Problem :: Check each line below for the word "this", and copy those that have it.

Provided records ::
++++++++++

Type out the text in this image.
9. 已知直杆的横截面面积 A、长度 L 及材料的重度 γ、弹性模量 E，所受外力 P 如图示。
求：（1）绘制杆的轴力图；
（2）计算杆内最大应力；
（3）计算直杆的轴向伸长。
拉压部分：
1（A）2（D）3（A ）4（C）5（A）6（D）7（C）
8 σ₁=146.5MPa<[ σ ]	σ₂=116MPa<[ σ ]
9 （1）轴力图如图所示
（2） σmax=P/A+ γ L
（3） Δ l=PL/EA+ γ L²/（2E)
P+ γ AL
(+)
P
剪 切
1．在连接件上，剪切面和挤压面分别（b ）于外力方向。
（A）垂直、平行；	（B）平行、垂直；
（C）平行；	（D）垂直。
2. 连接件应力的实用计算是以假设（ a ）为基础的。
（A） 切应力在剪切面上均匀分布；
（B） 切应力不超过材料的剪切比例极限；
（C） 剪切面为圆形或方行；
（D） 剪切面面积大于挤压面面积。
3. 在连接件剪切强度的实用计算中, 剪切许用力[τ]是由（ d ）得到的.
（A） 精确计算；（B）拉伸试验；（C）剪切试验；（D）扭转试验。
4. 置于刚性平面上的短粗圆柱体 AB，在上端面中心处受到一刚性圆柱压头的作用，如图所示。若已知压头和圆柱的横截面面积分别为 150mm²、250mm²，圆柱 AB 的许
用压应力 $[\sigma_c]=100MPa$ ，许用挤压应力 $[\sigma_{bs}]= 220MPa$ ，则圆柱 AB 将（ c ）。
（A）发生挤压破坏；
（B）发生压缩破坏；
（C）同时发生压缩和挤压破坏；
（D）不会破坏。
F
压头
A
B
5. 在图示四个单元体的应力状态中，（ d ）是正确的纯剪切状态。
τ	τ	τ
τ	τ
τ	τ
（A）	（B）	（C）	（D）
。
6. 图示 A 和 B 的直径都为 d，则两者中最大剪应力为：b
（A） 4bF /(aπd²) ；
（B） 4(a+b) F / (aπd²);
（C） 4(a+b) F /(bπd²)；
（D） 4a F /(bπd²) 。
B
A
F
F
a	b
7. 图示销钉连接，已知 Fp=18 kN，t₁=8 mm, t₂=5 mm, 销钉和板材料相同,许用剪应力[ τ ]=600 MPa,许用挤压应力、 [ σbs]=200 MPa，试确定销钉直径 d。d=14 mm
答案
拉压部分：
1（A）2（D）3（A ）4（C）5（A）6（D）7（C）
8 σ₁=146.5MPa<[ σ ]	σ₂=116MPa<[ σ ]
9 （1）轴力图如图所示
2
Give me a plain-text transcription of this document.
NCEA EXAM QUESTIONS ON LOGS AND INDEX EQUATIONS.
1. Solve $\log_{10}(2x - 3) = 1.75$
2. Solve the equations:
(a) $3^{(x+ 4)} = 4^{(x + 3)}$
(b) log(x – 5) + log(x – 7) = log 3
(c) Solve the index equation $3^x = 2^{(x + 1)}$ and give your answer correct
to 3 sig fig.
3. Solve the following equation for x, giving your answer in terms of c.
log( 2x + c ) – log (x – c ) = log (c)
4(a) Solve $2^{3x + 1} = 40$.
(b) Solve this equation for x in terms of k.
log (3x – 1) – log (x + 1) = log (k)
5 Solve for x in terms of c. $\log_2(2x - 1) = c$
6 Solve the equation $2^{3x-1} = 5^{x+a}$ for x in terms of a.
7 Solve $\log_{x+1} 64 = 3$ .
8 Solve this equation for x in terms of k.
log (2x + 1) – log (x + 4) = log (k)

++++++++++

Exercise solution ::
Type out the text in this image.
Give me a plain-text transcription of this document.
(b) Solve this equation for x in terms of k.
8 Solve this equation for x in terms of k.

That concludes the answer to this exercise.